**Work required:** Search the material for the string "graduates" and copy each line where it occurs.

--- begin Dataset ---

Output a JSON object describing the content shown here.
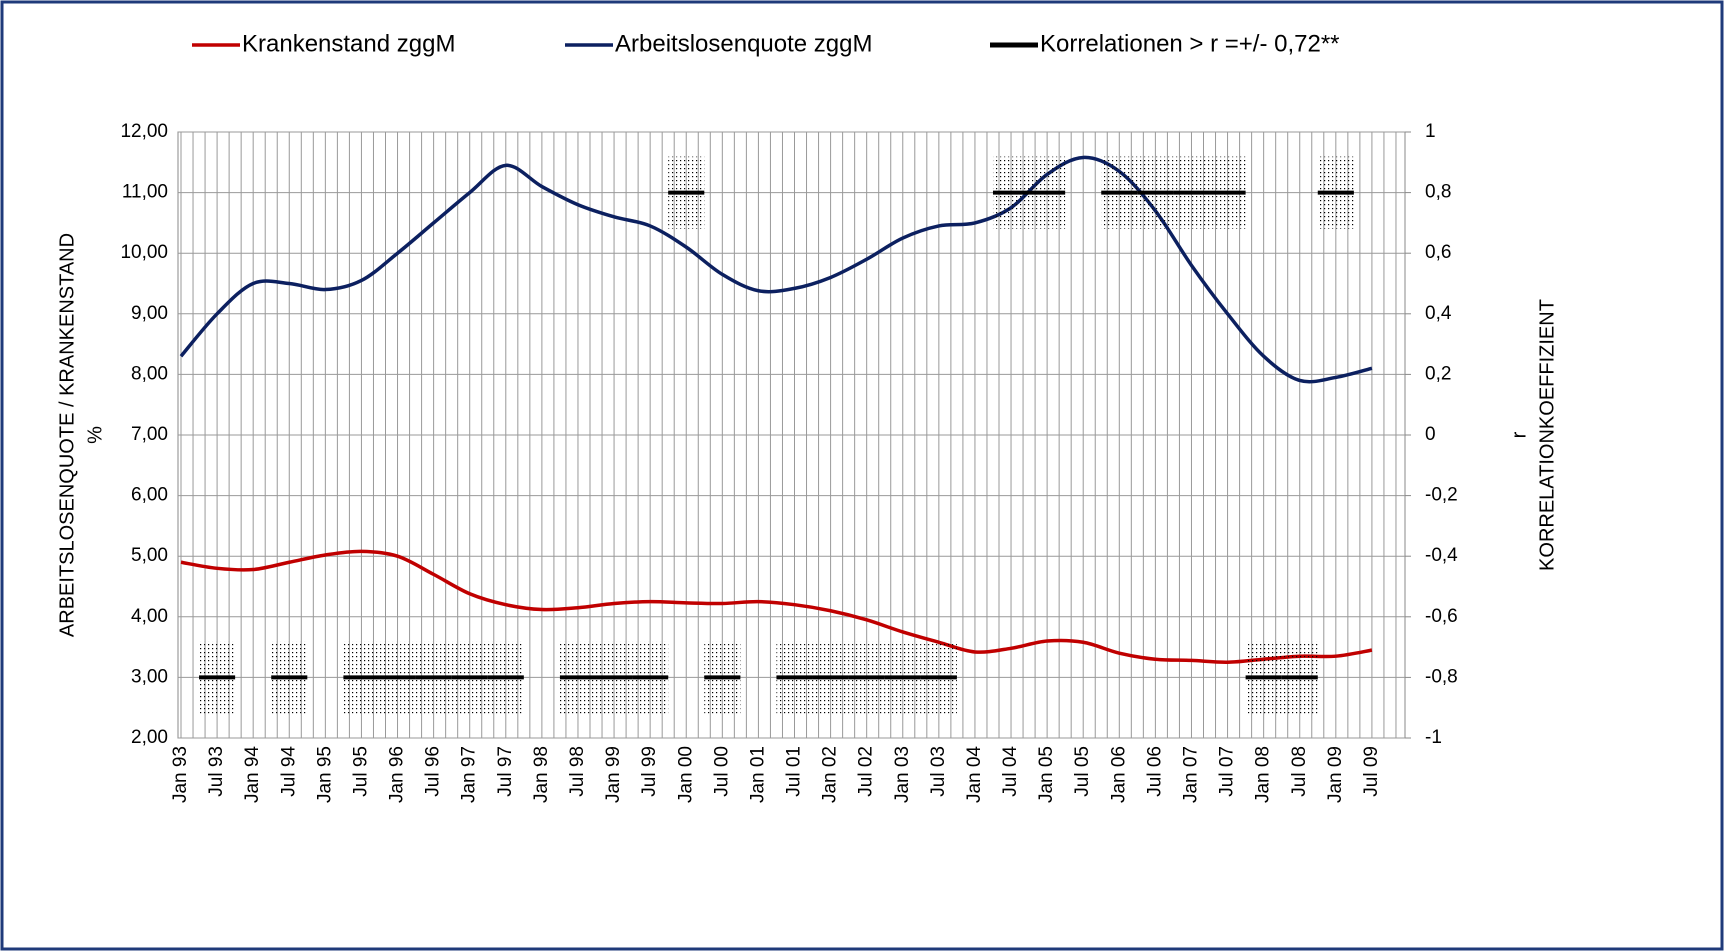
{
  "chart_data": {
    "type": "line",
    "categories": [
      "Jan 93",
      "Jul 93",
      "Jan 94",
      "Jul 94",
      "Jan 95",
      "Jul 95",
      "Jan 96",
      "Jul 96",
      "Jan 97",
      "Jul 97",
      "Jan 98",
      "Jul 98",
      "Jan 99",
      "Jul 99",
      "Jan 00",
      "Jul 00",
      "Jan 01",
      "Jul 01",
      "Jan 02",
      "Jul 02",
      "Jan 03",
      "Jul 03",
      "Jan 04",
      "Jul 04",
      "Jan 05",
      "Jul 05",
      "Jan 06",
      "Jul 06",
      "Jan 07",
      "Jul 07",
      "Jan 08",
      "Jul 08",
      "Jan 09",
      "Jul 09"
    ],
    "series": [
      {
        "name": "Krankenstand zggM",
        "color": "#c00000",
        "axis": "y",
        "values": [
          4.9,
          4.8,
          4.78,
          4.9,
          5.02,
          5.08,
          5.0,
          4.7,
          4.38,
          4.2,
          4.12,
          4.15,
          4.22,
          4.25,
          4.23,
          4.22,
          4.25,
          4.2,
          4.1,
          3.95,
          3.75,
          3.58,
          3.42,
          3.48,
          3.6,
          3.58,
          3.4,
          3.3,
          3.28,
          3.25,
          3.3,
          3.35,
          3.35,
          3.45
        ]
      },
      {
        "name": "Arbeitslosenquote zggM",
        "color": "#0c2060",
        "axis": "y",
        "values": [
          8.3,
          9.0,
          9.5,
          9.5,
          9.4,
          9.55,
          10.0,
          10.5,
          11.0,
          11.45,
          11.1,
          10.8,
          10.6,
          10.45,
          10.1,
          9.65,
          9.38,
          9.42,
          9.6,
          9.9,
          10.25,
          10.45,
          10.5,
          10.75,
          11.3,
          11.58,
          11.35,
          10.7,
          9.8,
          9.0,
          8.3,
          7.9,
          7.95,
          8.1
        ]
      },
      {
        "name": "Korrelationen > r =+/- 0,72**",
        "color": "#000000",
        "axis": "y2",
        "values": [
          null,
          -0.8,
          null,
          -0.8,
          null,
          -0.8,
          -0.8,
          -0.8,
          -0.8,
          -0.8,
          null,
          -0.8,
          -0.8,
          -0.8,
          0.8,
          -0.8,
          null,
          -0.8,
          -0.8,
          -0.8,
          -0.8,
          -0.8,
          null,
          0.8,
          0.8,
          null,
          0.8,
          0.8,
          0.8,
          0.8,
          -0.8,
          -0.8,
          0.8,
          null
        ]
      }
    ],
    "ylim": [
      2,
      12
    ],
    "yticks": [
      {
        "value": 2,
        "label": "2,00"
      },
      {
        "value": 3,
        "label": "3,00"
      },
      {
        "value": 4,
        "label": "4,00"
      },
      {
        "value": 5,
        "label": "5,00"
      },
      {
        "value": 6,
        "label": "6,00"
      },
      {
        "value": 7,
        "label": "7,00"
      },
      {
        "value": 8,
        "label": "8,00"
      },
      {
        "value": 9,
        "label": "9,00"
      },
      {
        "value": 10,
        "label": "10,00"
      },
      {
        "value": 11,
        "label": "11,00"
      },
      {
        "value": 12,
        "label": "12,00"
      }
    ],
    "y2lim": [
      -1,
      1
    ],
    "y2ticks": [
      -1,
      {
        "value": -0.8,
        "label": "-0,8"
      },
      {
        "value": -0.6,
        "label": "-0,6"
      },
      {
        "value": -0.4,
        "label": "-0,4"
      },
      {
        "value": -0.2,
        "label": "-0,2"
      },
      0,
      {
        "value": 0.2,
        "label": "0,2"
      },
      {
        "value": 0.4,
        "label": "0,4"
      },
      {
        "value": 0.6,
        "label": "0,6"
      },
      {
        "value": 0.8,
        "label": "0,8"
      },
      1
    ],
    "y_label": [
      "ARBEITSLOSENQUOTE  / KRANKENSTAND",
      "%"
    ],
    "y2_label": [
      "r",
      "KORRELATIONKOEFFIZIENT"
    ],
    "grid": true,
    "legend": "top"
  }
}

--- end Dataset ---
--- begin Dataset ---

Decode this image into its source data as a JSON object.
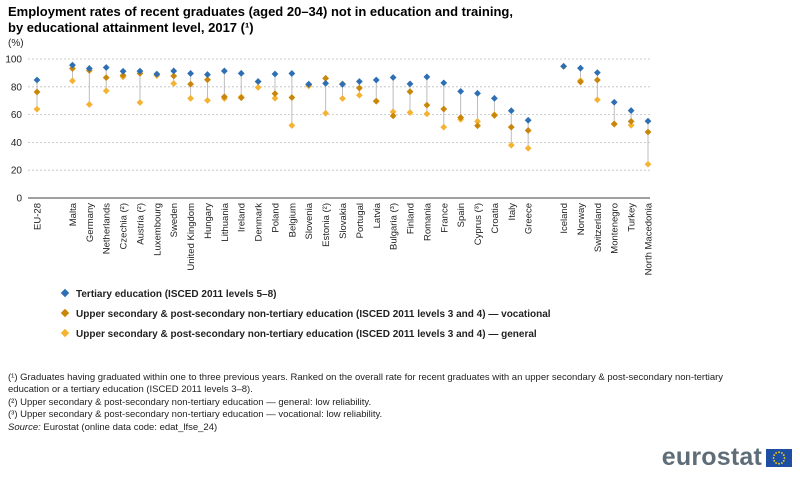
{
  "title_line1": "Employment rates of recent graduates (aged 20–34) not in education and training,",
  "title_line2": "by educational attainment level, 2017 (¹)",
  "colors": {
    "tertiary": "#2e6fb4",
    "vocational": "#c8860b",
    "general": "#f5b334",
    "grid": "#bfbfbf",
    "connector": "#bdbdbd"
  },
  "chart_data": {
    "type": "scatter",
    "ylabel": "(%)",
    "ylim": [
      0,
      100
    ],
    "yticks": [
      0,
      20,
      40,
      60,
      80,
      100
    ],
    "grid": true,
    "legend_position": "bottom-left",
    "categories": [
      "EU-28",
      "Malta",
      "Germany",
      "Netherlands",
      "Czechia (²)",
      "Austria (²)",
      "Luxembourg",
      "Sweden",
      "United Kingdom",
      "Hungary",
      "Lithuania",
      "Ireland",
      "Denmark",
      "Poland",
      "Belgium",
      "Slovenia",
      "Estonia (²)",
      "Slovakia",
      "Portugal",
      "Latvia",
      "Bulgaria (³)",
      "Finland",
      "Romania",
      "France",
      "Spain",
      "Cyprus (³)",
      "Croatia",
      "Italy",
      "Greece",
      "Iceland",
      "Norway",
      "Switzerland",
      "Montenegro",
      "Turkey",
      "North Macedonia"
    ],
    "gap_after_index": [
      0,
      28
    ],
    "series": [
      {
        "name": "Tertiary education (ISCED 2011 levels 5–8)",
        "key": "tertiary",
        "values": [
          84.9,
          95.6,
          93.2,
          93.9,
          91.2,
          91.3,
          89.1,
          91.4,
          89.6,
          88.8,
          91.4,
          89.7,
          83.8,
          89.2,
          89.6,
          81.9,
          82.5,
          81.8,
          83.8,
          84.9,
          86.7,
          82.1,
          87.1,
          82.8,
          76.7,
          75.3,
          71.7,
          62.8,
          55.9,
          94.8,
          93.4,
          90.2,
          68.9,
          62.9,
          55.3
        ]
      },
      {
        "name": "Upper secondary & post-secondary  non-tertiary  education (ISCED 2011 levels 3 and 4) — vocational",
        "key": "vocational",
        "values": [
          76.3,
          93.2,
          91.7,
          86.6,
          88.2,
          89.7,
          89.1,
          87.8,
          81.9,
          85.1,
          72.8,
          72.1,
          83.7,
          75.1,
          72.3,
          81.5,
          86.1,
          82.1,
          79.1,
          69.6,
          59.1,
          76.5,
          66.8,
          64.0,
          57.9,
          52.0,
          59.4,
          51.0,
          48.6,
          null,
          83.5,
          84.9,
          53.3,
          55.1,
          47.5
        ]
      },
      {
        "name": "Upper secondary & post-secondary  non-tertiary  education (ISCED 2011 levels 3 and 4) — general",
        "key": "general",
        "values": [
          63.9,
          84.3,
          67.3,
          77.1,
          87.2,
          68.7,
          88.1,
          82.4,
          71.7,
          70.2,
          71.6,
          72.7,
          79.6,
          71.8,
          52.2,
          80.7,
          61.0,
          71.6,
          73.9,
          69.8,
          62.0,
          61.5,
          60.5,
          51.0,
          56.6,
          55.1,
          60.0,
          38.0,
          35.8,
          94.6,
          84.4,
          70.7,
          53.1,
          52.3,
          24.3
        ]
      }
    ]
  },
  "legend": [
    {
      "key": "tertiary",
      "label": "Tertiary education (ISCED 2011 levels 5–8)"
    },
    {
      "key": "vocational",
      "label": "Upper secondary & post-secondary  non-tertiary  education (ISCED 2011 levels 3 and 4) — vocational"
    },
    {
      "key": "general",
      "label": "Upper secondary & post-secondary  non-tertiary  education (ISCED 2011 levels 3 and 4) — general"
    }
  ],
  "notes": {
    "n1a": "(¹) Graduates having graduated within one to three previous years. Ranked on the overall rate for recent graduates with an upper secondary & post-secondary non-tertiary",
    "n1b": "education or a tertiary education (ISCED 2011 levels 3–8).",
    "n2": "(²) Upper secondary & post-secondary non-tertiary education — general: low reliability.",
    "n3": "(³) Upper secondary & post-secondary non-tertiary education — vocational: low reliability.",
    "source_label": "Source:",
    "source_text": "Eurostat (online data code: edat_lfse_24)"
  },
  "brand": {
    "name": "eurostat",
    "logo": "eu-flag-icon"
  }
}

--- end Dataset ---

**Result of the task:**
  "title_line1": "Employment rates of recent graduates (aged 20–34) not in education and training,",
    "n1a": "(¹) Graduates having graduated within one to three previous years. Ranked on the overall rate for recent graduates with an upper secondary & post-secondary non-tertiary",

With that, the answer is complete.